**** RECORDS SHOWN

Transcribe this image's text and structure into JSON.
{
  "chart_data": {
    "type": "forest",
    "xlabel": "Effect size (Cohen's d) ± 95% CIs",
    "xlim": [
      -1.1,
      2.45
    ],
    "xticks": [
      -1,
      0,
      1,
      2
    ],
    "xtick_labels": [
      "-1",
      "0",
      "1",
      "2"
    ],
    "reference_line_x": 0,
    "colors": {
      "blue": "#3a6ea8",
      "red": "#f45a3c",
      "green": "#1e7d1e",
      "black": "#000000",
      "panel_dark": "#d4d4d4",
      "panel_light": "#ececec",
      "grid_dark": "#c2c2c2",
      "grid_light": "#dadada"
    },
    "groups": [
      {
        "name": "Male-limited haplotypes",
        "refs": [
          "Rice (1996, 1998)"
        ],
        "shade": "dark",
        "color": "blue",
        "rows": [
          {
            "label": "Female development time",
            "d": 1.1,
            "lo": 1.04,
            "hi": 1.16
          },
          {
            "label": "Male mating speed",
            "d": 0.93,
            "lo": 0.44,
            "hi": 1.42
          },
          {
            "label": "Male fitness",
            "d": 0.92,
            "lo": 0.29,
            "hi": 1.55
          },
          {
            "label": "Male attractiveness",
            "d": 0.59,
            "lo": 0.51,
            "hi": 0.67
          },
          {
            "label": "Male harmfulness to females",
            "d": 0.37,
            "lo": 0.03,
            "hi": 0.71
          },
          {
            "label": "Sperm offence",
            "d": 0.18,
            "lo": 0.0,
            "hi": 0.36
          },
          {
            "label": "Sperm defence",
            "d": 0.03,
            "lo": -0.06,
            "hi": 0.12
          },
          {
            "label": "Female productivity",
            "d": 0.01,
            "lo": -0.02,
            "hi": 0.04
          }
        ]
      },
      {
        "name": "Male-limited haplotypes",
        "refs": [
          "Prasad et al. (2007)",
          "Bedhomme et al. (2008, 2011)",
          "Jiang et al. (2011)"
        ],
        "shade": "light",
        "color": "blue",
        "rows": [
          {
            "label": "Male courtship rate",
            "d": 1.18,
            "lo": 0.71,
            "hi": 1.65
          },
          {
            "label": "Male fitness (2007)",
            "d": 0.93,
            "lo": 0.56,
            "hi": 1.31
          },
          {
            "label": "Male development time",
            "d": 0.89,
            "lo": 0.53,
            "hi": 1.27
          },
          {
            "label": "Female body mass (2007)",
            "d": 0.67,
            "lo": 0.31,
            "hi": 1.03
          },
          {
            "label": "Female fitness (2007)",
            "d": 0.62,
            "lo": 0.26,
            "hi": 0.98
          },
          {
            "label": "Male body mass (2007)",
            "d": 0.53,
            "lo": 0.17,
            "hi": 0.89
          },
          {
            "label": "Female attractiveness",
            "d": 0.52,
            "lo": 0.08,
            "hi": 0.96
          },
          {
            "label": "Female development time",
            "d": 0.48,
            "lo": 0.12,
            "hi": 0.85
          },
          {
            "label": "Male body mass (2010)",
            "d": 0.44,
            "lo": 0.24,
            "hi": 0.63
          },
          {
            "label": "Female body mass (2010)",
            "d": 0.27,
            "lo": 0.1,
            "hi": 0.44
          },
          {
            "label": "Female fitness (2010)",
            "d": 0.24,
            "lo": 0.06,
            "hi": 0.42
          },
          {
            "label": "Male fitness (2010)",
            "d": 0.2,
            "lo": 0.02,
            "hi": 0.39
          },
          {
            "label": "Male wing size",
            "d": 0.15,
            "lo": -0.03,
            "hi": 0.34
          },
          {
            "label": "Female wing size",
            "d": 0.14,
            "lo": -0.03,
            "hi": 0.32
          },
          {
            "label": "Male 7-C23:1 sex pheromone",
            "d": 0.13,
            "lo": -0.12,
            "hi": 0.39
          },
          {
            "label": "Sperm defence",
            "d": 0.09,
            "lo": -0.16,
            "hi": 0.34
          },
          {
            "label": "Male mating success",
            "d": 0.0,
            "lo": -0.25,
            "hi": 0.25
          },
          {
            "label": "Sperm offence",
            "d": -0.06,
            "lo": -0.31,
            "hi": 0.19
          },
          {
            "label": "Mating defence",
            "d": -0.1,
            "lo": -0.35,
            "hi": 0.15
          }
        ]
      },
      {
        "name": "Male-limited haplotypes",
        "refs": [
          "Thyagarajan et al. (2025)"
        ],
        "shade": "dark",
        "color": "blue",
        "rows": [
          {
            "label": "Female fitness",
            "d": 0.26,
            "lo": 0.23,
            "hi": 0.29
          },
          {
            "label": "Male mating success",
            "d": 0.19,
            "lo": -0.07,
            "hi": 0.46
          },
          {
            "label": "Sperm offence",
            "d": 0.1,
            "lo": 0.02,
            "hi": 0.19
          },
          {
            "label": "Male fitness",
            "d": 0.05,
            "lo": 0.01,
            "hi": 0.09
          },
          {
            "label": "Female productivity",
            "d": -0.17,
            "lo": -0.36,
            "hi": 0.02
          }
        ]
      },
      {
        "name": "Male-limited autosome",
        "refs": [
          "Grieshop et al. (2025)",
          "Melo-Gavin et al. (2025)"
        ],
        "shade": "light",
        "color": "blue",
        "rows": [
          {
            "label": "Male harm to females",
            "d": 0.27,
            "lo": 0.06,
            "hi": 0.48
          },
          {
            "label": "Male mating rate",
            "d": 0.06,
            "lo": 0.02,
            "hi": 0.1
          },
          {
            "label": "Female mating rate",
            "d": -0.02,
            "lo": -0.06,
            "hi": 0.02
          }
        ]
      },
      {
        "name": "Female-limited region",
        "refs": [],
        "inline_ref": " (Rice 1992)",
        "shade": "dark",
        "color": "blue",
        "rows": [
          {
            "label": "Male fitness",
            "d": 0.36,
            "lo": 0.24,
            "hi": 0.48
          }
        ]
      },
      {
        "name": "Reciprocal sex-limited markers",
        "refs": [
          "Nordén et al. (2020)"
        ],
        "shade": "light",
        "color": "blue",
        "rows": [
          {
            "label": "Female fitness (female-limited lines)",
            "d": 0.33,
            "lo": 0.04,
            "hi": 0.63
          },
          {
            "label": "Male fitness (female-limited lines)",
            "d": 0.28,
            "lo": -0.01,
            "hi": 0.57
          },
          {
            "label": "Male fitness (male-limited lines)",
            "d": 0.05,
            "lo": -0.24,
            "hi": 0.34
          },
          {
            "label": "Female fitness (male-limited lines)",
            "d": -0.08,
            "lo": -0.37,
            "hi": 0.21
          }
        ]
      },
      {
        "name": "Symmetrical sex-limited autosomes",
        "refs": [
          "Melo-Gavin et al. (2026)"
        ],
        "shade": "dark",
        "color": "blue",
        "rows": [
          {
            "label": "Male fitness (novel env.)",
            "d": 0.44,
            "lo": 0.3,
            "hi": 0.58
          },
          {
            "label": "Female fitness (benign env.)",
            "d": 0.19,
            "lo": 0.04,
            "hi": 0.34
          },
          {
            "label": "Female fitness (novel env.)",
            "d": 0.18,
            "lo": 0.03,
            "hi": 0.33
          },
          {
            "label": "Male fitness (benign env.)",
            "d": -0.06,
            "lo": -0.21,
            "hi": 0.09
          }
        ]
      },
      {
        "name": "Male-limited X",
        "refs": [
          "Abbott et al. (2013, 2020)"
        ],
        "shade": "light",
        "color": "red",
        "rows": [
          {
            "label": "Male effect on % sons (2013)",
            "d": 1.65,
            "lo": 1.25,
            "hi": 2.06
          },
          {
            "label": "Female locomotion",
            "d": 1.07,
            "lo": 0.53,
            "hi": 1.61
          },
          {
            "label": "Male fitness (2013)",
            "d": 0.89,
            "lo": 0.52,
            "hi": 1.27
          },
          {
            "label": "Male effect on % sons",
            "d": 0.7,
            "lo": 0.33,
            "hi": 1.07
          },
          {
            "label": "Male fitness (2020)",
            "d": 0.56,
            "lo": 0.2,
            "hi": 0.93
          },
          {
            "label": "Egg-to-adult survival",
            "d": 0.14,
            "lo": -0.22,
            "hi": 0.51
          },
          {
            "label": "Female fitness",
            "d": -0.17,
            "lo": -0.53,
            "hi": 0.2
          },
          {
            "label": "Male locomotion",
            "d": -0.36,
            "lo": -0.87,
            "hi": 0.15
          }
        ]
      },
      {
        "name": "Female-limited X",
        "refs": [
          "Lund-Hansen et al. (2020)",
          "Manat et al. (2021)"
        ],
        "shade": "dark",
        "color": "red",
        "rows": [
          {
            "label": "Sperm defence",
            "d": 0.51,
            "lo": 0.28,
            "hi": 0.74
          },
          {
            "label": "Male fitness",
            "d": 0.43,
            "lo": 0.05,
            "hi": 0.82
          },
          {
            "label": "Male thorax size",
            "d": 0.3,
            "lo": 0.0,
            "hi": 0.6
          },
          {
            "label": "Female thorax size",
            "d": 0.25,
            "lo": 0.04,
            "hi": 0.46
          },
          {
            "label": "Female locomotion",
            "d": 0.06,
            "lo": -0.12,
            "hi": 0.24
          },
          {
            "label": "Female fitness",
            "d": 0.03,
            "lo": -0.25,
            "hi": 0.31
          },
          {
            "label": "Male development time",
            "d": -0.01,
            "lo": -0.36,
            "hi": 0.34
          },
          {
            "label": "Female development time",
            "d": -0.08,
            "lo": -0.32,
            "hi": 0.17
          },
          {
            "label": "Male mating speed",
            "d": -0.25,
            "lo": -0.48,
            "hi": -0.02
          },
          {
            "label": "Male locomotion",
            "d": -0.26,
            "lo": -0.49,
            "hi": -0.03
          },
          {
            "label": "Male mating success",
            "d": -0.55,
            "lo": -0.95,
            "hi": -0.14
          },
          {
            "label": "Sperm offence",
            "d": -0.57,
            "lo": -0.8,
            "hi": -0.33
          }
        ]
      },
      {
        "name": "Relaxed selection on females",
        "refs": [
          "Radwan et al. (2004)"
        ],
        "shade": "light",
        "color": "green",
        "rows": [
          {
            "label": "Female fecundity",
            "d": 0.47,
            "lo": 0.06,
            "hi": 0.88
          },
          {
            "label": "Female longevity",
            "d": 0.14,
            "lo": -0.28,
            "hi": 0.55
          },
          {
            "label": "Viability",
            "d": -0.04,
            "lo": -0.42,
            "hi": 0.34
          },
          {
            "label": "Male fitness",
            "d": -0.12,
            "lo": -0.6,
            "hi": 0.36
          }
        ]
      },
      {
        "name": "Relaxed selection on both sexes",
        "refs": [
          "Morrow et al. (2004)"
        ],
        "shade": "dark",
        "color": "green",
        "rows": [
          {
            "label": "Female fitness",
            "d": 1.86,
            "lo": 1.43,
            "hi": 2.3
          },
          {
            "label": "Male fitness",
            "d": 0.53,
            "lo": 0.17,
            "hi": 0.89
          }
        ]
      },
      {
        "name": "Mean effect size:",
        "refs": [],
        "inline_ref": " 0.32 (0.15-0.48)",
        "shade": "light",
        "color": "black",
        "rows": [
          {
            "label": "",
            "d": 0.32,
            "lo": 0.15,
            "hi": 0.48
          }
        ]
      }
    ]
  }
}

********

• [YOUR INSTRUCTIONS]
In the entries above, find each line with the word "size" and copy it.

• [CORRECT RESPONSE]
    "xlabel": "Effect size (Cohen's d) ± 95% CIs",
            "label": "Male wing size",
            "label": "Female wing size",
            "label": "Male thorax size",
            "label": "Female thorax size",
        "name": "Mean effect size:",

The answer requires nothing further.